- What you should do: Retype each entry below, keeping every character the same.

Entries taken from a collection
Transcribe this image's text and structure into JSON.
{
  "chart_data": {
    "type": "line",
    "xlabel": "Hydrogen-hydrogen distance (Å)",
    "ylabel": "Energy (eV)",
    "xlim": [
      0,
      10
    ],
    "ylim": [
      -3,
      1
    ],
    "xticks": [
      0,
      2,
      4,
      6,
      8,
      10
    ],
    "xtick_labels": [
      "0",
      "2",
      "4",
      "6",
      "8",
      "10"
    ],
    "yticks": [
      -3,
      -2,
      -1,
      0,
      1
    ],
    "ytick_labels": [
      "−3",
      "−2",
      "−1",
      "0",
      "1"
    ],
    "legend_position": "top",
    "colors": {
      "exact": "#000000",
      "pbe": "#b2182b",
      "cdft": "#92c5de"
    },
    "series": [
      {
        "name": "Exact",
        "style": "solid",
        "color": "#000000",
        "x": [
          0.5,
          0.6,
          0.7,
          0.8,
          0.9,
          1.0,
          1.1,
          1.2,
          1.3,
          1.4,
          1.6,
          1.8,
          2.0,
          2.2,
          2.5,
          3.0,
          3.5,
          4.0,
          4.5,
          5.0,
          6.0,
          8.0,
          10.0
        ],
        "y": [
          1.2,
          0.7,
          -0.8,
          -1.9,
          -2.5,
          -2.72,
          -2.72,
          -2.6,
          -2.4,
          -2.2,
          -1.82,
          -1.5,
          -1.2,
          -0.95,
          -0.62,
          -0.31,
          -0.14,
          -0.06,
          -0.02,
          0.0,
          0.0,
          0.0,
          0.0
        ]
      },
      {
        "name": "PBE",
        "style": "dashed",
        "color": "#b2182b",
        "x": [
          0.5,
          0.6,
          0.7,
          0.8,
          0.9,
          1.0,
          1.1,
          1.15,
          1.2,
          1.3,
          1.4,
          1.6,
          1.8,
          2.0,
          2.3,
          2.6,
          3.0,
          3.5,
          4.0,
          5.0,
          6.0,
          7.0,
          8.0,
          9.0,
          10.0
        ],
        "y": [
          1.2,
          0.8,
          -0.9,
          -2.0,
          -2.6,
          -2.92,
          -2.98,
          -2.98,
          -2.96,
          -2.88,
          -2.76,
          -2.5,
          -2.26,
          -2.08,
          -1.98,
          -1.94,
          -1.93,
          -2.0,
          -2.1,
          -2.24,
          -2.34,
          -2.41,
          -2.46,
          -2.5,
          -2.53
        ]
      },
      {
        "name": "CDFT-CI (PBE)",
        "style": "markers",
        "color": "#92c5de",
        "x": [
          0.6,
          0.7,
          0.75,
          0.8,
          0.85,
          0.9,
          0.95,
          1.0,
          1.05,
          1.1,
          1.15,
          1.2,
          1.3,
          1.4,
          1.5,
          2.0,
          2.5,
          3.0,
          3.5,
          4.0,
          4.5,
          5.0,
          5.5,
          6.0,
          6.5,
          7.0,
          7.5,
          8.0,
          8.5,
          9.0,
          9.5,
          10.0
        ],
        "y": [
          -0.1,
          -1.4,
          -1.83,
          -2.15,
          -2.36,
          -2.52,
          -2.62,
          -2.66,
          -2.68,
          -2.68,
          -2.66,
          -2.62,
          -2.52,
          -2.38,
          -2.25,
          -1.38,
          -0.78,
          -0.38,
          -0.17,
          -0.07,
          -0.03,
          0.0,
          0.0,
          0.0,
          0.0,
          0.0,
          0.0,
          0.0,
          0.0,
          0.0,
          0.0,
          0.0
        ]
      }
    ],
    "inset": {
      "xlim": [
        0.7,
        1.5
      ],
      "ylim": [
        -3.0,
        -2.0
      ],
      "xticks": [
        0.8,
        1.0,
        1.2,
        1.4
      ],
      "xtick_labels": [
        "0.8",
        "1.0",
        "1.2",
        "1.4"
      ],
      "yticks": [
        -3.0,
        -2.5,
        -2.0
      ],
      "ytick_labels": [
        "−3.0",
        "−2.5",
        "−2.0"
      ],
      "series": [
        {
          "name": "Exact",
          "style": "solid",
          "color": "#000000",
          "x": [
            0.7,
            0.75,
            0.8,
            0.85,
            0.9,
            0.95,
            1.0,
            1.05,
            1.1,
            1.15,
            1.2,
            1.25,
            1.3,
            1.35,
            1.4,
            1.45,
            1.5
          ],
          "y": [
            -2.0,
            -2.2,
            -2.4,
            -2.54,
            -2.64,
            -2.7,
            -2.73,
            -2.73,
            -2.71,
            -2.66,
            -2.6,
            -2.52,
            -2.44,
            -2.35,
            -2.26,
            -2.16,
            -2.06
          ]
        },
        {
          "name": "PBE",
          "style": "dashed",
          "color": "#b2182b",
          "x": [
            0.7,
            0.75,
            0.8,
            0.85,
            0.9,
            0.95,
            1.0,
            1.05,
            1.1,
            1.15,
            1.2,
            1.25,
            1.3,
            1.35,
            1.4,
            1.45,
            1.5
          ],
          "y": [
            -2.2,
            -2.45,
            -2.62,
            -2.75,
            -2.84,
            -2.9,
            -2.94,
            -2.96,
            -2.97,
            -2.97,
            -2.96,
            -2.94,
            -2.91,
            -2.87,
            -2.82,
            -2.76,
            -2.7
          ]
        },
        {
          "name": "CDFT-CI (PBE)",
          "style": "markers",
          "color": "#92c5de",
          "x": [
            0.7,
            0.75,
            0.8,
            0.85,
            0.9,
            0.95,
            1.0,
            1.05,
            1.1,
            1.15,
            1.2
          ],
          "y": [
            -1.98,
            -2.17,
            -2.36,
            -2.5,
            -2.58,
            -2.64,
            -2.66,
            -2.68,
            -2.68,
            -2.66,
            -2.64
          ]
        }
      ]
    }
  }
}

- Correct response:
Transcribe this image's text and structure into JSON.
{
  "chart_data": {
    "type": "line",
    "xlabel": "Hydrogen-hydrogen distance (Å)",
    "ylabel": "Energy (eV)",
    "xlim": [
      0,
      10
    ],
    "ylim": [
      -3,
      1
    ],
    "xticks": [
      0,
      2,
      4,
      6,
      8,
      10
    ],
    "xtick_labels": [
      "0",
      "2",
      "4",
      "6",
      "8",
      "10"
    ],
    "yticks": [
      -3,
      -2,
      -1,
      0,
      1
    ],
    "ytick_labels": [
      "−3",
      "−2",
      "−1",
      "0",
      "1"
    ],
    "legend_position": "top",
    "colors": {
      "exact": "#000000",
      "pbe": "#b2182b",
      "cdft": "#92c5de"
    },
    "series": [
      {
        "name": "Exact",
        "style": "solid",
        "color": "#000000",
        "x": [
          0.5,
          0.6,
          0.7,
          0.8,
          0.9,
          1.0,
          1.1,
          1.2,
          1.3,
          1.4,
          1.6,
          1.8,
          2.0,
          2.2,
          2.5,
          3.0,
          3.5,
          4.0,
          4.5,
          5.0,
          6.0,
          8.0,
          10.0
        ],
        "y": [
          1.2,
          0.7,
          -0.8,
          -1.9,
          -2.5,
          -2.72,
          -2.72,
          -2.6,
          -2.4,
          -2.2,
          -1.82,
          -1.5,
          -1.2,
          -0.95,
          -0.62,
          -0.31,
          -0.14,
          -0.06,
          -0.02,
          0.0,
          0.0,
          0.0,
          0.0
        ]
      },
      {
        "name": "PBE",
        "style": "dashed",
        "color": "#b2182b",
        "x": [
          0.5,
          0.6,
          0.7,
          0.8,
          0.9,
          1.0,
          1.1,
          1.15,
          1.2,
          1.3,
          1.4,
          1.6,
          1.8,
          2.0,
          2.3,
          2.6,
          3.0,
          3.5,
          4.0,
          5.0,
          6.0,
          7.0,
          8.0,
          9.0,
          10.0
        ],
        "y": [
          1.2,
          0.8,
          -0.9,
          -2.0,
          -2.6,
          -2.92,
          -2.98,
          -2.98,
          -2.96,
          -2.88,
          -2.76,
          -2.5,
          -2.26,
          -2.08,
          -1.98,
          -1.94,
          -1.93,
          -2.0,
          -2.1,
          -2.24,
          -2.34,
          -2.41,
          -2.46,
          -2.5,
          -2.53
        ]
      },
      {
        "name": "CDFT-CI (PBE)",
        "style": "markers",
        "color": "#92c5de",
        "x": [
          0.6,
          0.7,
          0.75,
          0.8,
          0.85,
          0.9,
          0.95,
          1.0,
          1.05,
          1.1,
          1.15,
          1.2,
          1.3,
          1.4,
          1.5,
          2.0,
          2.5,
          3.0,
          3.5,
          4.0,
          4.5,
          5.0,
          5.5,
          6.0,
          6.5,
          7.0,
          7.5,
          8.0,
          8.5,
          9.0,
          9.5,
          10.0
        ],
        "y": [
          -0.1,
          -1.4,
          -1.83,
          -2.15,
          -2.36,
          -2.52,
          -2.62,
          -2.66,
          -2.68,
          -2.68,
          -2.66,
          -2.62,
          -2.52,
          -2.38,
          -2.25,
          -1.38,
          -0.78,
          -0.38,
          -0.17,
          -0.07,
          -0.03,
          0.0,
          0.0,
          0.0,
          0.0,
          0.0,
          0.0,
          0.0,
          0.0,
          0.0,
          0.0,
          0.0
        ]
      }
    ],
    "inset": {
      "xlim": [
        0.7,
        1.5
      ],
      "ylim": [
        -3.0,
        -2.0
      ],
      "xticks": [
        0.8,
        1.0,
        1.2,
        1.4
      ],
      "xtick_labels": [
        "0.8",
        "1.0",
        "1.2",
        "1.4"
      ],
      "yticks": [
        -3.0,
        -2.5,
        -2.0
      ],
      "ytick_labels": [
        "−3.0",
        "−2.5",
        "−2.0"
      ],
      "series": [
        {
          "name": "Exact",
          "style": "solid",
          "color": "#000000",
          "x": [
            0.7,
            0.75,
            0.8,
            0.85,
            0.9,
            0.95,
            1.0,
            1.05,
            1.1,
            1.15,
            1.2,
            1.25,
            1.3,
            1.35,
            1.4,
            1.45,
            1.5
          ],
          "y": [
            -2.0,
            -2.2,
            -2.4,
            -2.54,
            -2.64,
            -2.7,
            -2.73,
            -2.73,
            -2.71,
            -2.66,
            -2.6,
            -2.52,
            -2.44,
            -2.35,
            -2.26,
            -2.16,
            -2.06
          ]
        },
        {
          "name": "PBE",
          "style": "dashed",
          "color": "#b2182b",
          "x": [
            0.7,
            0.75,
            0.8,
            0.85,
            0.9,
            0.95,
            1.0,
            1.05,
            1.1,
            1.15,
            1.2,
            1.25,
            1.3,
            1.35,
            1.4,
            1.45,
            1.5
          ],
          "y": [
            -2.2,
            -2.45,
            -2.62,
            -2.75,
            -2.84,
            -2.9,
            -2.94,
            -2.96,
            -2.97,
            -2.97,
            -2.96,
            -2.94,
            -2.91,
            -2.87,
            -2.82,
            -2.76,
            -2.7
          ]
        },
        {
          "name": "CDFT-CI (PBE)",
          "style": "markers",
          "color": "#92c5de",
          "x": [
            0.7,
            0.75,
            0.8,
            0.85,
            0.9,
            0.95,
            1.0,
            1.05,
            1.1,
            1.15,
            1.2
          ],
          "y": [
            -1.98,
            -2.17,
            -2.36,
            -2.5,
            -2.58,
            -2.64,
            -2.66,
            -2.68,
            -2.68,
            -2.66,
            -2.64
          ]
        }
      ]
    }
  }
}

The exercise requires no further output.